— THE TASK —
Note how many lines contain "pentru" and give that number, with nothing else.

(Items from a figure collection)
+---+

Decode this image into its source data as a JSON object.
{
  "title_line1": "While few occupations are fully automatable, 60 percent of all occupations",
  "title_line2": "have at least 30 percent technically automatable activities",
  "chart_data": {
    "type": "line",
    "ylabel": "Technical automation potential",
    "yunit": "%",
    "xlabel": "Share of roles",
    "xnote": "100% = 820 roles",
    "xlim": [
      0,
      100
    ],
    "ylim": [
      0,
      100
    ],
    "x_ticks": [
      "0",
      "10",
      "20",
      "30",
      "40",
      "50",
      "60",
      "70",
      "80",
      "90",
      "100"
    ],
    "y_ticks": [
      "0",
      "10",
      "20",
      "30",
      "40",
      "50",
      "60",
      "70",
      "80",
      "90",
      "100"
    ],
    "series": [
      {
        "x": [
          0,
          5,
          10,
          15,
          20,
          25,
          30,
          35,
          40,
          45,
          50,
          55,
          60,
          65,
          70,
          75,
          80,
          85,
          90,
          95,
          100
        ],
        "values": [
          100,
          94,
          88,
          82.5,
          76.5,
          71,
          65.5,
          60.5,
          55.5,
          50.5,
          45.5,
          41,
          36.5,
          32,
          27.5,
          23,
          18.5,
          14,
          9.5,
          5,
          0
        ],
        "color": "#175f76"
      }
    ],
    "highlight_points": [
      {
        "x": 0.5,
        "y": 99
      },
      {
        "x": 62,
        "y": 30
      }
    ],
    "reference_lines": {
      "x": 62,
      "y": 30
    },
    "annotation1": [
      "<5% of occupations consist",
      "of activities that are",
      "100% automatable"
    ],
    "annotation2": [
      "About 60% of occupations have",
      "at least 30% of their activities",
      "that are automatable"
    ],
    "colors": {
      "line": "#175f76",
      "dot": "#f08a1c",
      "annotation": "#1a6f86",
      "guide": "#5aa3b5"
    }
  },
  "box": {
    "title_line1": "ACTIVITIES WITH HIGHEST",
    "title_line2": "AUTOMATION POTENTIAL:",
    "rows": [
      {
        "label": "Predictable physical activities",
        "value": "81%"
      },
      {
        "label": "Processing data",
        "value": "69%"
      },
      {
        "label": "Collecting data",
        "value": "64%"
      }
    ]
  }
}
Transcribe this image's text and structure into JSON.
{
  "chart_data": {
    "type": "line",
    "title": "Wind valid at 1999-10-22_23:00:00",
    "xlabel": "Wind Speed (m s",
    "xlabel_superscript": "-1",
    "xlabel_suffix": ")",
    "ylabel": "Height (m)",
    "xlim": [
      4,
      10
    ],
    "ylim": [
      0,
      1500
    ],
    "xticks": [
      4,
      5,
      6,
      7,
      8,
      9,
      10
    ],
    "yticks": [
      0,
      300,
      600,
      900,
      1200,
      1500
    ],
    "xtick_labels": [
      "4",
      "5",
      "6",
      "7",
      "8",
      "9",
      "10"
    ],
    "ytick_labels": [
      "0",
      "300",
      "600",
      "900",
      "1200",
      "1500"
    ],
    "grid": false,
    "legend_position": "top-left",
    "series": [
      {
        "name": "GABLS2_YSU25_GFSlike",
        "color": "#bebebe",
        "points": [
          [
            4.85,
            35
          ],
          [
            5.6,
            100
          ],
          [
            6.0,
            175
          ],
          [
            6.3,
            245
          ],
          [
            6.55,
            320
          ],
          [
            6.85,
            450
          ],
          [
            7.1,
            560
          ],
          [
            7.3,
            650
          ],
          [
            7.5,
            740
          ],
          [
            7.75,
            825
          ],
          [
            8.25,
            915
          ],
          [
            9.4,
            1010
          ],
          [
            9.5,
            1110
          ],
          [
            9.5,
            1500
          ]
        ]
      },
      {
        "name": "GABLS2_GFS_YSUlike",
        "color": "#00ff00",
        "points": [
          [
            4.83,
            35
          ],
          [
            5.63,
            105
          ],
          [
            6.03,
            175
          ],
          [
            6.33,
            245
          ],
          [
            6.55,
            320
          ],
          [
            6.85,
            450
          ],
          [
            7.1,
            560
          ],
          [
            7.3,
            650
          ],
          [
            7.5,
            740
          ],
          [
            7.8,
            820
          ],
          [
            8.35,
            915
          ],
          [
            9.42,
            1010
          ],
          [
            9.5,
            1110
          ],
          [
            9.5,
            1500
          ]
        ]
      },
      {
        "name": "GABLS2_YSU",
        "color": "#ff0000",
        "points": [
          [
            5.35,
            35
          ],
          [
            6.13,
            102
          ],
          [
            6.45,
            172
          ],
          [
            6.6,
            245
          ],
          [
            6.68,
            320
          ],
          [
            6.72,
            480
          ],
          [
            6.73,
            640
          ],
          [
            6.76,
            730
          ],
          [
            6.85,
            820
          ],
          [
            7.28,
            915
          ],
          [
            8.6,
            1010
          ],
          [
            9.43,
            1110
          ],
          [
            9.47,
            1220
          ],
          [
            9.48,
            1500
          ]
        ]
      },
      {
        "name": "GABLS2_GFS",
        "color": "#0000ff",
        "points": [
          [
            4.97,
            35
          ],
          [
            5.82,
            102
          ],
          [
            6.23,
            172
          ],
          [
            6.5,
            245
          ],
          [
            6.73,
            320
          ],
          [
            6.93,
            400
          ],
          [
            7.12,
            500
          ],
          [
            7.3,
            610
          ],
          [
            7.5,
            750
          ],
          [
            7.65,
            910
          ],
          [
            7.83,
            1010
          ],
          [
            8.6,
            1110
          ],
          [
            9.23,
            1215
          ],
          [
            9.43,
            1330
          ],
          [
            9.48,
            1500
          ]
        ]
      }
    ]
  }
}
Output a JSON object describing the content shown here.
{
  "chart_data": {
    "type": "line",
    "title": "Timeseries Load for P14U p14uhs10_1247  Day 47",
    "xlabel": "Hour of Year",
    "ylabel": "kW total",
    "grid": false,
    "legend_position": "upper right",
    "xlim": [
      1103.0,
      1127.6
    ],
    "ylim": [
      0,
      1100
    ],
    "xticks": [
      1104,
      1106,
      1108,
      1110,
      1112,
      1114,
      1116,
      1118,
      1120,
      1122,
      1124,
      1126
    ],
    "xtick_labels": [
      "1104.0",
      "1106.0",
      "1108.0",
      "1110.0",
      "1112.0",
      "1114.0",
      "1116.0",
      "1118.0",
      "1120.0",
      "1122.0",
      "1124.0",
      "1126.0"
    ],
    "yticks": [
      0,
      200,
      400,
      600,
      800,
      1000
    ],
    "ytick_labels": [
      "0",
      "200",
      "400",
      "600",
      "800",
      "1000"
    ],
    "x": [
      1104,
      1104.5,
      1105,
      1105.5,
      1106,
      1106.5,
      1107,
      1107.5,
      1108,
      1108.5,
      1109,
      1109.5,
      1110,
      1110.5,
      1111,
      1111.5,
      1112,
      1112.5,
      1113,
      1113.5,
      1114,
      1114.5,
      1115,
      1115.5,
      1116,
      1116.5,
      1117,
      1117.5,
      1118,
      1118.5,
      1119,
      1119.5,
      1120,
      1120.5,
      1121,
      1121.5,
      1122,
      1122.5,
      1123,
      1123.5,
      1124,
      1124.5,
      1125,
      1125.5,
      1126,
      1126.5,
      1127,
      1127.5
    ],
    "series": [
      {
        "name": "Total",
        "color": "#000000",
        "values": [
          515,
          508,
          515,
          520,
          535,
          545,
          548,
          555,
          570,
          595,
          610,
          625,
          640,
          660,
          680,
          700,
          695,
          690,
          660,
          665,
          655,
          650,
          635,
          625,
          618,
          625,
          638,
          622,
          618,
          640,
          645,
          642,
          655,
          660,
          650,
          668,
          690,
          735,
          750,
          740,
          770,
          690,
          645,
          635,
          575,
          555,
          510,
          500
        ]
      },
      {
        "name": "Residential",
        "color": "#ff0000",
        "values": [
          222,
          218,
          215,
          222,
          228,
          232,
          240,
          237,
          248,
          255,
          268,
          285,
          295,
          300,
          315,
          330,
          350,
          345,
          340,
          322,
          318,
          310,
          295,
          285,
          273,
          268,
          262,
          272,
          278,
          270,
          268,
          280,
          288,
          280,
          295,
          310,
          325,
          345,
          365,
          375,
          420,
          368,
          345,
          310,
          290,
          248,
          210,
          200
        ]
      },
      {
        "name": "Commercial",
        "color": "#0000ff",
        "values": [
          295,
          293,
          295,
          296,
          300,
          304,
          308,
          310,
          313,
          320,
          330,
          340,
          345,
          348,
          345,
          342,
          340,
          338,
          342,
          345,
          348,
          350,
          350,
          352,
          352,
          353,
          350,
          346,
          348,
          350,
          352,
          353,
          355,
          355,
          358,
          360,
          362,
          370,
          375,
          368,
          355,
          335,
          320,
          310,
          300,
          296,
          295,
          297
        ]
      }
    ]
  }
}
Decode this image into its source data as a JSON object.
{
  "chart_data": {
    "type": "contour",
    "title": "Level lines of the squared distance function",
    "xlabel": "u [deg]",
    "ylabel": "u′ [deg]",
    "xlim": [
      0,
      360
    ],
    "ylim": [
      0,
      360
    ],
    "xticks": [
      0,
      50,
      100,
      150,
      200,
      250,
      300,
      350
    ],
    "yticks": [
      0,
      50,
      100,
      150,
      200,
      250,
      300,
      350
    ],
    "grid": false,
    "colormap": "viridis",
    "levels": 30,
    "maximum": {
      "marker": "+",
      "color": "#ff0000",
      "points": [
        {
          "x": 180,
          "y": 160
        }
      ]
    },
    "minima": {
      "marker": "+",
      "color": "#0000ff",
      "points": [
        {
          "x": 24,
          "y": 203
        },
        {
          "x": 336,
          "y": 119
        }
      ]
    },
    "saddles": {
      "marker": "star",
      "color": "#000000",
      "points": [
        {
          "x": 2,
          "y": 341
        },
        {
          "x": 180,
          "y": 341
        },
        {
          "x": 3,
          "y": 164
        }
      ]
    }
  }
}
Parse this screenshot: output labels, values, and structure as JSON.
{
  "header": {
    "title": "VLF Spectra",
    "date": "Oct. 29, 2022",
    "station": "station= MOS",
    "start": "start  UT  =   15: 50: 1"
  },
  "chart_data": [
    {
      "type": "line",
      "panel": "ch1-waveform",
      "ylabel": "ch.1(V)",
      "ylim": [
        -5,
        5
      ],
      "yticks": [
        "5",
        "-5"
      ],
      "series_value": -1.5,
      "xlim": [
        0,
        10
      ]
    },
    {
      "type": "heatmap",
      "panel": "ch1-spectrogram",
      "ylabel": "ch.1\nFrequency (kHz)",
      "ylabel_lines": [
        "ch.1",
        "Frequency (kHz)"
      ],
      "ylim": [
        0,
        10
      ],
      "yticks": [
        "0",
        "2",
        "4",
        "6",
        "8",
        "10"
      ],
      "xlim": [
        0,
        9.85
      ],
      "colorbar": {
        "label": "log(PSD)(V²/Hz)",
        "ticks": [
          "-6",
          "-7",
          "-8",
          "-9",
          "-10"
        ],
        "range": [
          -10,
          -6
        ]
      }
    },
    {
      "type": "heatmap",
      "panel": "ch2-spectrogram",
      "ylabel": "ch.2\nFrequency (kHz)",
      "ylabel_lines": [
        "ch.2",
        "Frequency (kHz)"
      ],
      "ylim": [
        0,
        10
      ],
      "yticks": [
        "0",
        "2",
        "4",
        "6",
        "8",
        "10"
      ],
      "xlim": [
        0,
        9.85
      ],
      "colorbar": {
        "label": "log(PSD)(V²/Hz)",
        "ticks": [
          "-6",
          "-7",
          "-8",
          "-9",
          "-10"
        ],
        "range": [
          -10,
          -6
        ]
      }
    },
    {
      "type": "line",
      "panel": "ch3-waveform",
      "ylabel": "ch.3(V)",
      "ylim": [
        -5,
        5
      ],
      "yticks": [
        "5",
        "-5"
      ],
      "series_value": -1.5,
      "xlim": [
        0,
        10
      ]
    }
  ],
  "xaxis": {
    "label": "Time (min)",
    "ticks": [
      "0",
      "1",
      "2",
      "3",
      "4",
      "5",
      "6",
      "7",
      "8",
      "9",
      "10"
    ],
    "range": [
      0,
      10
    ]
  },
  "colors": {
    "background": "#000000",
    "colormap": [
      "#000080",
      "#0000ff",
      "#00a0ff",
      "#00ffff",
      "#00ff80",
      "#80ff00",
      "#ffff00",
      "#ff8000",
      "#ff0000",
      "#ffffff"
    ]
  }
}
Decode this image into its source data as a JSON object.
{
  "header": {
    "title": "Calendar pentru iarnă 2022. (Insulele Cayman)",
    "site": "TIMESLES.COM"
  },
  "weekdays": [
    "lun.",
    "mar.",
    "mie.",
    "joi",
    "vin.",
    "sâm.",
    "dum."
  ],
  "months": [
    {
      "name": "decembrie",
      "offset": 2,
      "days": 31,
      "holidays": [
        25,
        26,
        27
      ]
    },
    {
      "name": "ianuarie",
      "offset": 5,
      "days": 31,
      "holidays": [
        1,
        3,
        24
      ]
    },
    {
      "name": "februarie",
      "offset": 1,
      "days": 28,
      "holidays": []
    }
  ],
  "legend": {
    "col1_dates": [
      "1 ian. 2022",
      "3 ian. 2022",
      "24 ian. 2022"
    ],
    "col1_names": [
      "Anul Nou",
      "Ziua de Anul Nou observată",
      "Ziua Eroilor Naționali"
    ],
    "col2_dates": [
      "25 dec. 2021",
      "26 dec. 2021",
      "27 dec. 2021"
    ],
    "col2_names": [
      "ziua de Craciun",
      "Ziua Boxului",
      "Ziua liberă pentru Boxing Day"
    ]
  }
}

+---+

— COMPLETE ANSWER —
2